**Given data:**
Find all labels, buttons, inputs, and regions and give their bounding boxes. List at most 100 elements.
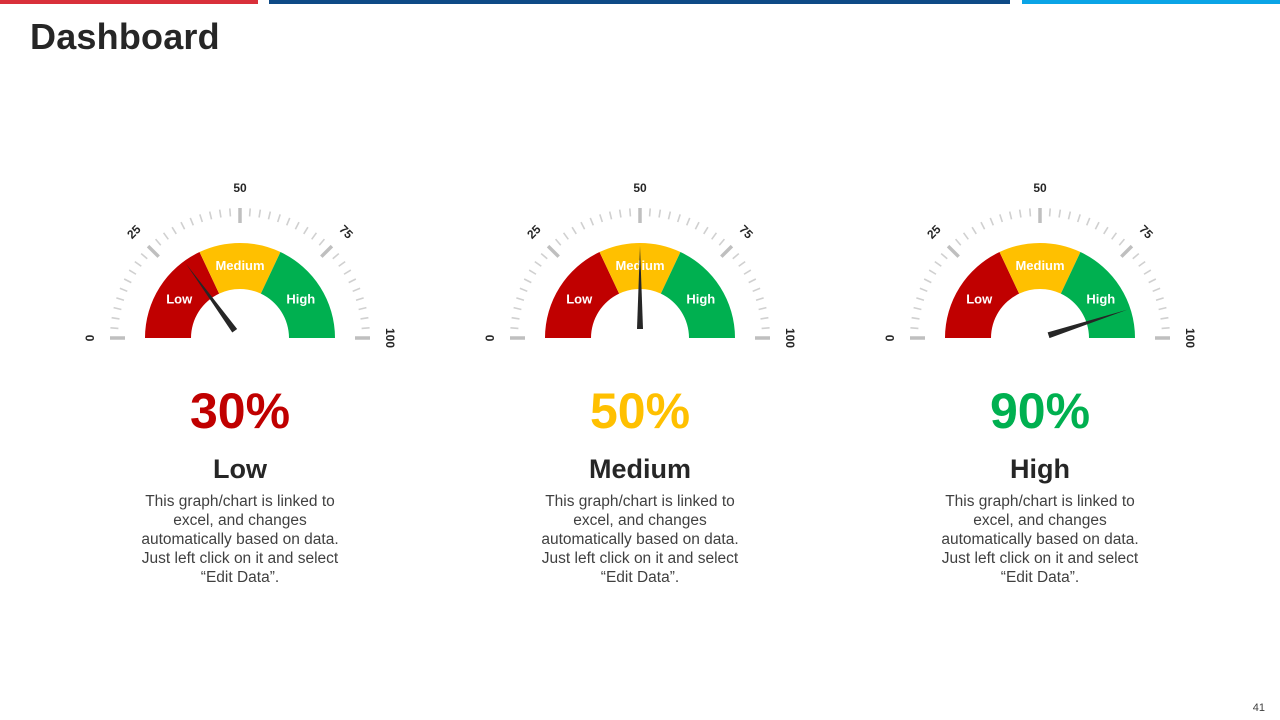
gauge-minor-tick (248, 208, 251, 217)
level-title: Low (213, 454, 267, 484)
gauge-minor-tick (218, 209, 222, 218)
gauge-minor-tick (685, 217, 691, 226)
gauge-minor-tick (140, 252, 148, 260)
gauge-minor-tick (123, 278, 132, 284)
percent-value: 50% (589, 383, 691, 439)
gauge-minor-tick (667, 211, 672, 220)
gauge-minor-tick (1085, 217, 1091, 226)
gauge-band-label: Low (566, 291, 593, 306)
gauge-minor-tick (258, 209, 262, 218)
percent-value: 30% (189, 383, 291, 439)
gauge-band-label: High (286, 291, 315, 306)
gauge-tick-label: 50 (1033, 181, 1047, 195)
header-accent-bar-navy (269, 0, 1010, 4)
gauge-minor-tick (338, 260, 346, 267)
gauge-minor-tick (516, 297, 525, 302)
gauge-panel-high: Low Medium High 0 25 50 75 100 90% High This gr… (880, 170, 1200, 600)
gauge-minor-tick (358, 306, 367, 311)
level-description: This graph/chart is linked to excel, and… (941, 493, 1139, 586)
gauge-minor-tick (128, 269, 137, 275)
gauge-minor-tick (980, 221, 986, 230)
gauge-needle (185, 263, 238, 333)
gauge-band-label: High (1086, 291, 1115, 306)
gauge-minor-tick (934, 260, 942, 267)
gauge-tick-label: 0 (83, 334, 97, 341)
gauge-minor-tick (571, 226, 577, 235)
gauge-minor-tick (913, 306, 922, 311)
gauge-major-tick (946, 244, 960, 258)
gauge-major-tick (146, 244, 160, 258)
gauge-minor-tick (1160, 316, 1169, 320)
gauge-minor-tick (971, 226, 977, 235)
gauge-minor-tick (110, 327, 119, 330)
gauge-needle (637, 246, 643, 329)
gauge-minor-tick (923, 278, 932, 284)
gauge-minor-tick (648, 208, 651, 217)
gauge-minor-tick (752, 287, 761, 293)
gauge-band-label: High (686, 291, 715, 306)
gauge-minor-tick (694, 221, 700, 230)
gauge-minor-tick (119, 287, 128, 293)
gauge-minor-tick (1148, 278, 1157, 284)
level-description: This graph/chart is linked to excel, and… (541, 493, 739, 586)
gauge-minor-tick (1152, 287, 1161, 293)
gauge-minor-tick (989, 217, 995, 226)
gauge-minor-tick (916, 297, 925, 302)
gauge-band-low (545, 252, 620, 338)
gauge-minor-tick (116, 297, 125, 302)
gauge-minor-tick (229, 208, 232, 217)
gauge-minor-tick (589, 217, 595, 226)
gauge-minor-tick (510, 327, 519, 330)
gauge-tick-label: 75 (336, 222, 356, 242)
level-title: High (1010, 454, 1070, 484)
gauge-minor-tick (276, 214, 281, 223)
gauge-minor-tick (1058, 209, 1062, 218)
gauge-tick-label: 100 (383, 328, 397, 348)
gauge-minor-tick (928, 269, 937, 275)
gauge-minor-tick (1103, 226, 1109, 235)
gauge-major-tick (720, 244, 734, 258)
gauge-band-medium (999, 243, 1081, 294)
gauge-minor-tick (962, 232, 969, 240)
gauge-minor-tick (738, 260, 746, 267)
gauge-minor-tick (311, 232, 318, 240)
gauge-minor-tick (352, 287, 361, 293)
gauge-minor-tick (355, 297, 364, 302)
gauge-major-tick (546, 244, 560, 258)
gauge-minor-tick (189, 217, 195, 226)
gauge-band-label: Medium (215, 258, 264, 273)
gauge-minor-tick (523, 278, 532, 284)
gauge-minor-tick (360, 316, 369, 320)
gauge-minor-tick (711, 232, 718, 240)
gauge-minor-tick (199, 214, 204, 223)
percent-value: 90% (989, 383, 1091, 439)
gauge-minor-tick (919, 287, 928, 293)
gauge-minor-tick (162, 232, 169, 240)
gauge-minor-tick (171, 226, 177, 235)
gauge-minor-tick (608, 211, 613, 220)
gauge-tick-label: 75 (1136, 222, 1156, 242)
gauge-minor-tick (1143, 269, 1152, 275)
gauge-minor-tick (732, 252, 740, 260)
gauge-minor-tick (519, 287, 528, 293)
gauge-minor-tick (940, 252, 948, 260)
gauge-band-high (260, 252, 335, 338)
gauge-minor-tick (676, 214, 681, 223)
gauge-minor-tick (113, 306, 122, 311)
gauge-minor-tick (1029, 208, 1032, 217)
gauge-minor-tick (1132, 252, 1140, 260)
gauge-major-tick (320, 244, 334, 258)
gauge-tick-label: 100 (783, 328, 797, 348)
gauge-minor-tick (599, 214, 604, 223)
gauge-minor-tick (743, 269, 752, 275)
gauge-minor-tick (285, 217, 291, 226)
gauge-minor-tick (1067, 211, 1072, 220)
gauge-minor-tick (748, 278, 757, 284)
gauge-minor-tick (761, 327, 770, 330)
gauge-minor-tick (134, 260, 142, 267)
gauge-minor-tick (303, 226, 309, 235)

**Brief:** Rewrite all of the data above with "gauge-minor-tick" replaced by "minor-tick-mark" each time it appears, leaving everything else unchanged and omitting the pictures.

**Full answer:**
Find all labels, buttons, inputs, and regions and give their bounding boxes. List at most 100 elements.
minor-tick-mark (248, 208, 251, 217)
level-title: Low (213, 454, 267, 484)
minor-tick-mark (218, 209, 222, 218)
minor-tick-mark (685, 217, 691, 226)
minor-tick-mark (140, 252, 148, 260)
minor-tick-mark (123, 278, 132, 284)
percent-value: 50% (589, 383, 691, 439)
minor-tick-mark (667, 211, 672, 220)
minor-tick-mark (1085, 217, 1091, 226)
gauge-band-label: Low (566, 291, 593, 306)
minor-tick-mark (258, 209, 262, 218)
percent-value: 30% (189, 383, 291, 439)
gauge-band-label: High (286, 291, 315, 306)
gauge-tick-label: 50 (1033, 181, 1047, 195)
header-accent-bar-navy (269, 0, 1010, 4)
minor-tick-mark (338, 260, 346, 267)
minor-tick-mark (516, 297, 525, 302)
gauge-panel-high: Low Medium High 0 25 50 75 100 90% High This gr… (880, 170, 1200, 600)
minor-tick-mark (358, 306, 367, 311)
level-description: This graph/chart is linked to excel, and… (941, 493, 1139, 586)
minor-tick-mark (128, 269, 137, 275)
minor-tick-mark (980, 221, 986, 230)
gauge-needle (185, 263, 238, 333)
gauge-band-label: High (1086, 291, 1115, 306)
minor-tick-mark (934, 260, 942, 267)
gauge-tick-label: 0 (83, 334, 97, 341)
minor-tick-mark (571, 226, 577, 235)
minor-tick-mark (913, 306, 922, 311)
gauge-major-tick (946, 244, 960, 258)
gauge-major-tick (146, 244, 160, 258)
minor-tick-mark (1160, 316, 1169, 320)
minor-tick-mark (971, 226, 977, 235)
minor-tick-mark (110, 327, 119, 330)
gauge-needle (637, 246, 643, 329)
minor-tick-mark (923, 278, 932, 284)
minor-tick-mark (648, 208, 651, 217)
minor-tick-mark (752, 287, 761, 293)
gauge-band-label: High (686, 291, 715, 306)
minor-tick-mark (694, 221, 700, 230)
minor-tick-mark (119, 287, 128, 293)
minor-tick-mark (1148, 278, 1157, 284)
level-description: This graph/chart is linked to excel, and… (541, 493, 739, 586)
minor-tick-mark (1152, 287, 1161, 293)
minor-tick-mark (989, 217, 995, 226)
minor-tick-mark (916, 297, 925, 302)
gauge-band-low (545, 252, 620, 338)
minor-tick-mark (116, 297, 125, 302)
minor-tick-mark (229, 208, 232, 217)
minor-tick-mark (589, 217, 595, 226)
minor-tick-mark (510, 327, 519, 330)
gauge-tick-label: 75 (336, 222, 356, 242)
level-title: High (1010, 454, 1070, 484)
minor-tick-mark (276, 214, 281, 223)
minor-tick-mark (1058, 209, 1062, 218)
gauge-tick-label: 100 (383, 328, 397, 348)
minor-tick-mark (928, 269, 937, 275)
minor-tick-mark (1103, 226, 1109, 235)
gauge-major-tick (720, 244, 734, 258)
gauge-band-medium (999, 243, 1081, 294)
minor-tick-mark (962, 232, 969, 240)
minor-tick-mark (738, 260, 746, 267)
minor-tick-mark (311, 232, 318, 240)
minor-tick-mark (352, 287, 361, 293)
minor-tick-mark (355, 297, 364, 302)
gauge-major-tick (546, 244, 560, 258)
minor-tick-mark (189, 217, 195, 226)
gauge-band-label: Medium (215, 258, 264, 273)
minor-tick-mark (523, 278, 532, 284)
minor-tick-mark (360, 316, 369, 320)
minor-tick-mark (711, 232, 718, 240)
minor-tick-mark (199, 214, 204, 223)
percent-value: 90% (989, 383, 1091, 439)
minor-tick-mark (919, 287, 928, 293)
minor-tick-mark (162, 232, 169, 240)
minor-tick-mark (171, 226, 177, 235)
minor-tick-mark (608, 211, 613, 220)
gauge-tick-label: 75 (1136, 222, 1156, 242)
minor-tick-mark (1143, 269, 1152, 275)
minor-tick-mark (732, 252, 740, 260)
minor-tick-mark (519, 287, 528, 293)
minor-tick-mark (940, 252, 948, 260)
gauge-band-high (260, 252, 335, 338)
minor-tick-mark (676, 214, 681, 223)
minor-tick-mark (113, 306, 122, 311)
minor-tick-mark (1029, 208, 1032, 217)
minor-tick-mark (1132, 252, 1140, 260)
gauge-major-tick (320, 244, 334, 258)
gauge-tick-label: 100 (783, 328, 797, 348)
minor-tick-mark (599, 214, 604, 223)
minor-tick-mark (743, 269, 752, 275)
minor-tick-mark (285, 217, 291, 226)
minor-tick-mark (1067, 211, 1072, 220)
minor-tick-mark (748, 278, 757, 284)
minor-tick-mark (761, 327, 770, 330)
minor-tick-mark (134, 260, 142, 267)
minor-tick-mark (303, 226, 309, 235)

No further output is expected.